━━━━━ INPUT FOR THIS TASK ━━━━━

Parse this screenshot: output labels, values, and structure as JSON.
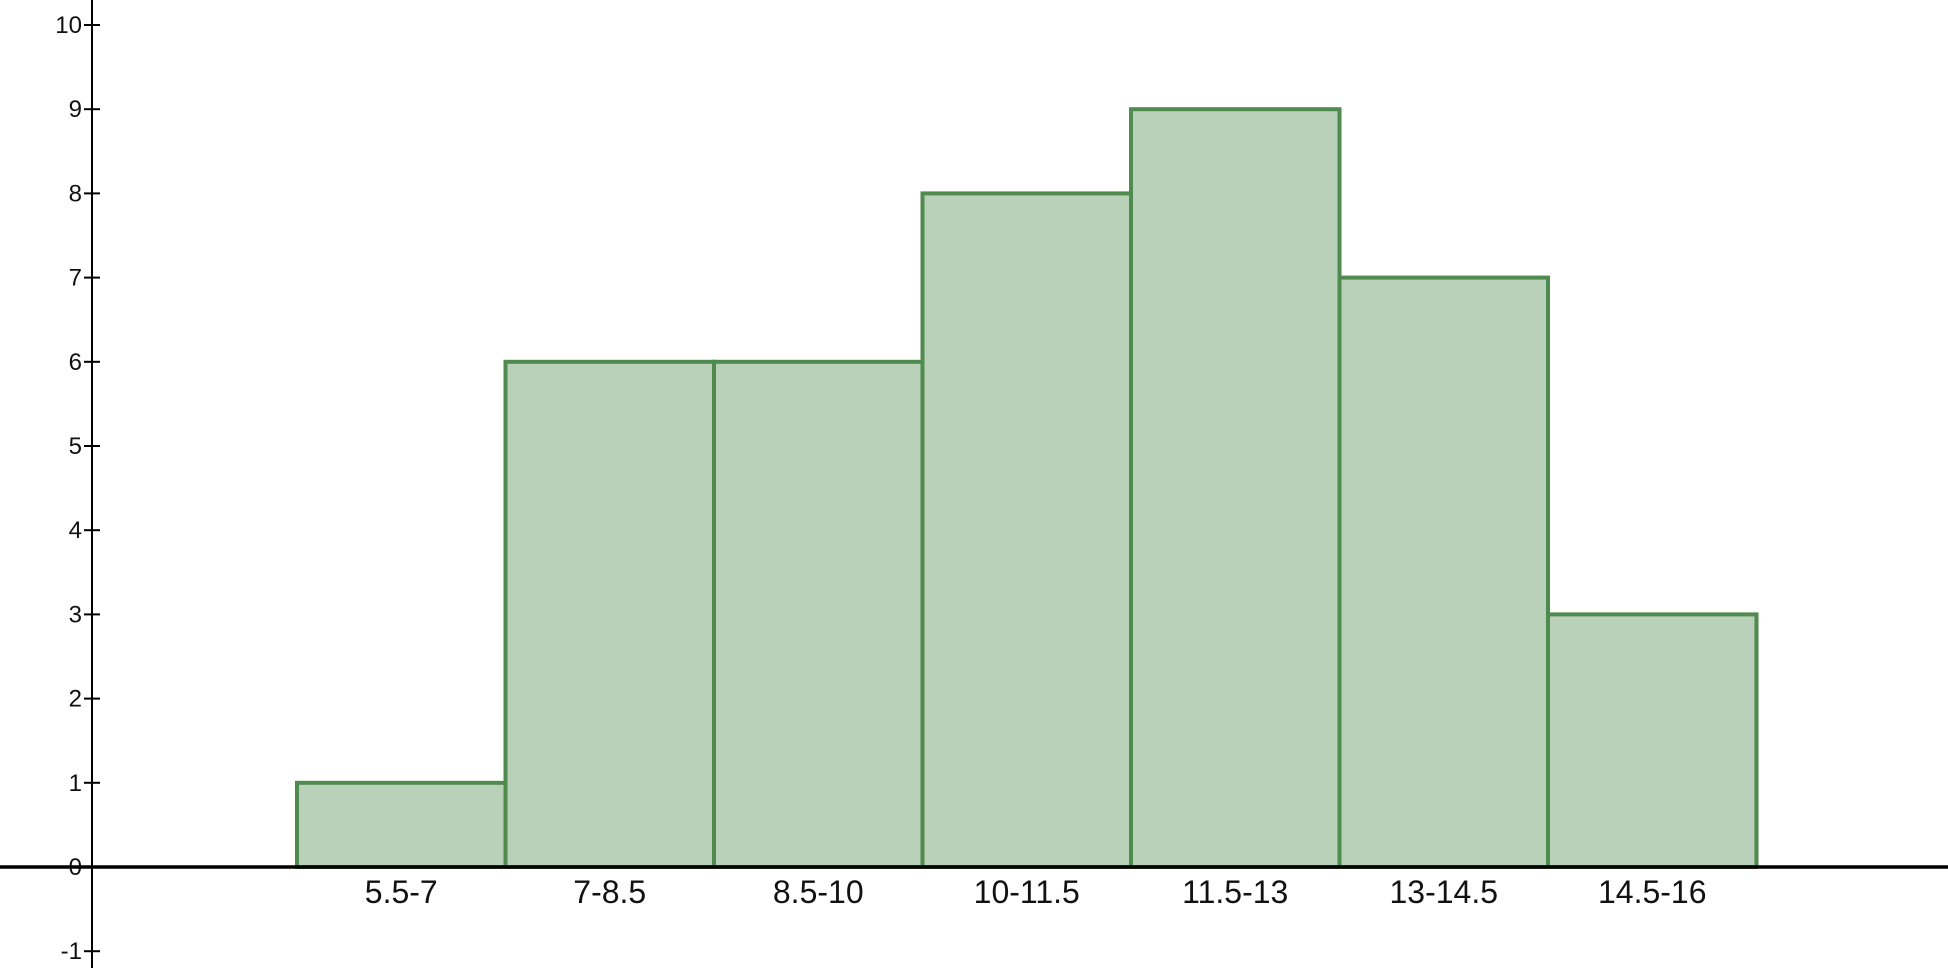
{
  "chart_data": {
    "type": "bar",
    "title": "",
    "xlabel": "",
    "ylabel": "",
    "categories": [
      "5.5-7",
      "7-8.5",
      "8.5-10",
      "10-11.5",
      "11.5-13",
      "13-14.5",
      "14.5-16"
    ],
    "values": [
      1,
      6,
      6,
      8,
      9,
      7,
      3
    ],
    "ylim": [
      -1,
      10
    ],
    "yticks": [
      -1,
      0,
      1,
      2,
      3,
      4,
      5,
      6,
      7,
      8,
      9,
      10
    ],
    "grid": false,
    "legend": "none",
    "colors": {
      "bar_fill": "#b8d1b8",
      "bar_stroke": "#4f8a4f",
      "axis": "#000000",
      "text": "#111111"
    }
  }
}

━━━━━

▶ WHAT IS ASKED
All of the data needs repeating exactly, but the pictures do not.

▶ FINISHED EXERCISE
Parse this screenshot: output labels, values, and structure as JSON.
{
  "chart_data": {
    "type": "bar",
    "title": "",
    "xlabel": "",
    "ylabel": "",
    "categories": [
      "5.5-7",
      "7-8.5",
      "8.5-10",
      "10-11.5",
      "11.5-13",
      "13-14.5",
      "14.5-16"
    ],
    "values": [
      1,
      6,
      6,
      8,
      9,
      7,
      3
    ],
    "ylim": [
      -1,
      10
    ],
    "yticks": [
      -1,
      0,
      1,
      2,
      3,
      4,
      5,
      6,
      7,
      8,
      9,
      10
    ],
    "grid": false,
    "legend": "none",
    "colors": {
      "bar_fill": "#b8d1b8",
      "bar_stroke": "#4f8a4f",
      "axis": "#000000",
      "text": "#111111"
    }
  }
}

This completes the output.